» **Work to do**
Copy out the entries in full and with complete accuracy; pictures are excluded.

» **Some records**
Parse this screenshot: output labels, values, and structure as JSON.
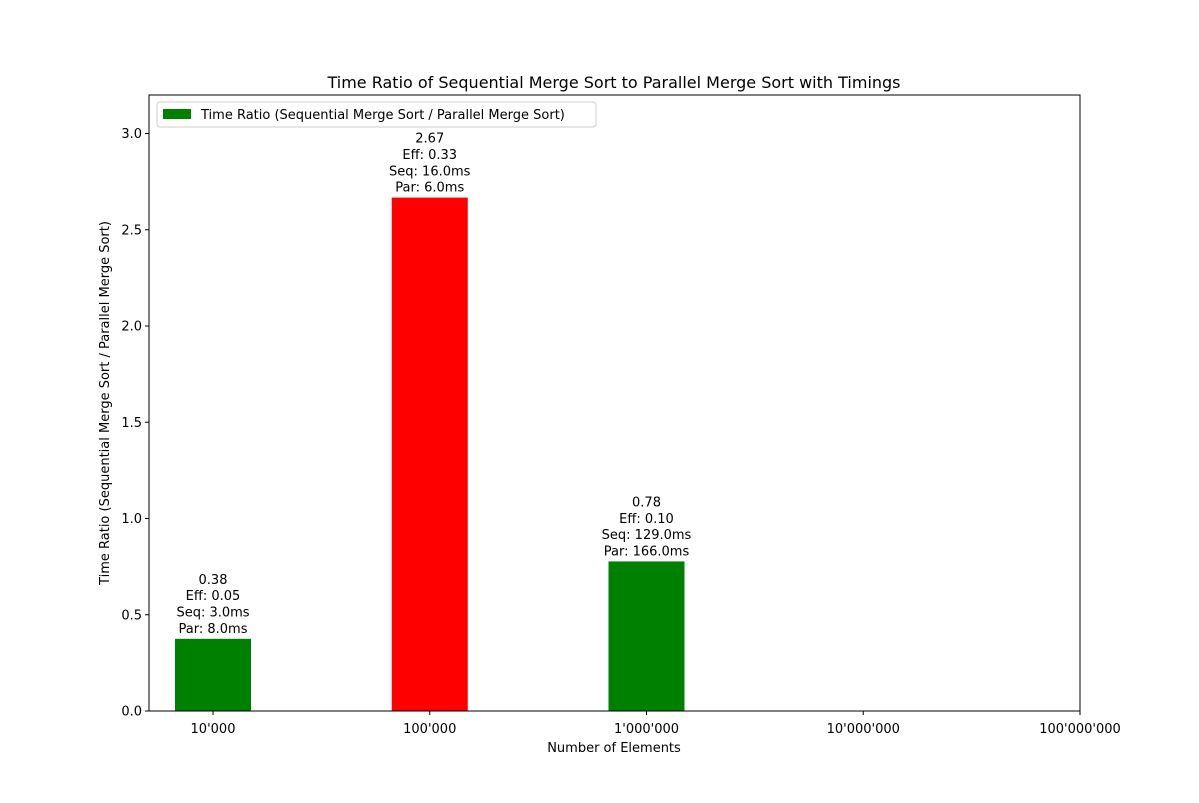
{
  "chart_data": {
    "type": "bar",
    "title": "Time Ratio of Sequential Merge Sort to Parallel Merge Sort with Timings",
    "xlabel": "Number of Elements",
    "ylabel": "Time Ratio (Sequential Merge Sort / Parallel Merge Sort)",
    "categories": [
      "10'000",
      "100'000",
      "1'000'000",
      "10'000'000",
      "100'000'000"
    ],
    "ylim": [
      0,
      3.2
    ],
    "yticks": [
      "0.0",
      "0.5",
      "1.0",
      "1.5",
      "2.0",
      "2.5",
      "3.0"
    ],
    "grid": false,
    "legend": {
      "position": "top-left",
      "entries": [
        {
          "label": "Time Ratio (Sequential Merge Sort / Parallel Merge Sort)",
          "color": "#008000"
        }
      ]
    },
    "series": [
      {
        "name": "Time Ratio (Sequential Merge Sort / Parallel Merge Sort)",
        "bars": [
          {
            "category": "10'000",
            "value": 0.375,
            "color": "#008000",
            "labels": [
              "0.38",
              "Eff: 0.05",
              "Seq: 3.0ms",
              "Par: 8.0ms"
            ]
          },
          {
            "category": "100'000",
            "value": 2.667,
            "color": "#ff0000",
            "labels": [
              "2.67",
              "Eff: 0.33",
              "Seq: 16.0ms",
              "Par: 6.0ms"
            ]
          },
          {
            "category": "1'000'000",
            "value": 0.777,
            "color": "#008000",
            "labels": [
              "0.78",
              "Eff: 0.10",
              "Seq: 129.0ms",
              "Par: 166.0ms"
            ]
          }
        ]
      }
    ]
  }
}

» **The completed task**
Parse this screenshot: output labels, values, and structure as JSON.
{
  "chart_data": {
    "type": "bar",
    "title": "Time Ratio of Sequential Merge Sort to Parallel Merge Sort with Timings",
    "xlabel": "Number of Elements",
    "ylabel": "Time Ratio (Sequential Merge Sort / Parallel Merge Sort)",
    "categories": [
      "10'000",
      "100'000",
      "1'000'000",
      "10'000'000",
      "100'000'000"
    ],
    "ylim": [
      0,
      3.2
    ],
    "yticks": [
      "0.0",
      "0.5",
      "1.0",
      "1.5",
      "2.0",
      "2.5",
      "3.0"
    ],
    "grid": false,
    "legend": {
      "position": "top-left",
      "entries": [
        {
          "label": "Time Ratio (Sequential Merge Sort / Parallel Merge Sort)",
          "color": "#008000"
        }
      ]
    },
    "series": [
      {
        "name": "Time Ratio (Sequential Merge Sort / Parallel Merge Sort)",
        "bars": [
          {
            "category": "10'000",
            "value": 0.375,
            "color": "#008000",
            "labels": [
              "0.38",
              "Eff: 0.05",
              "Seq: 3.0ms",
              "Par: 8.0ms"
            ]
          },
          {
            "category": "100'000",
            "value": 2.667,
            "color": "#ff0000",
            "labels": [
              "2.67",
              "Eff: 0.33",
              "Seq: 16.0ms",
              "Par: 6.0ms"
            ]
          },
          {
            "category": "1'000'000",
            "value": 0.777,
            "color": "#008000",
            "labels": [
              "0.78",
              "Eff: 0.10",
              "Seq: 129.0ms",
              "Par: 166.0ms"
            ]
          }
        ]
      }
    ]
  }
}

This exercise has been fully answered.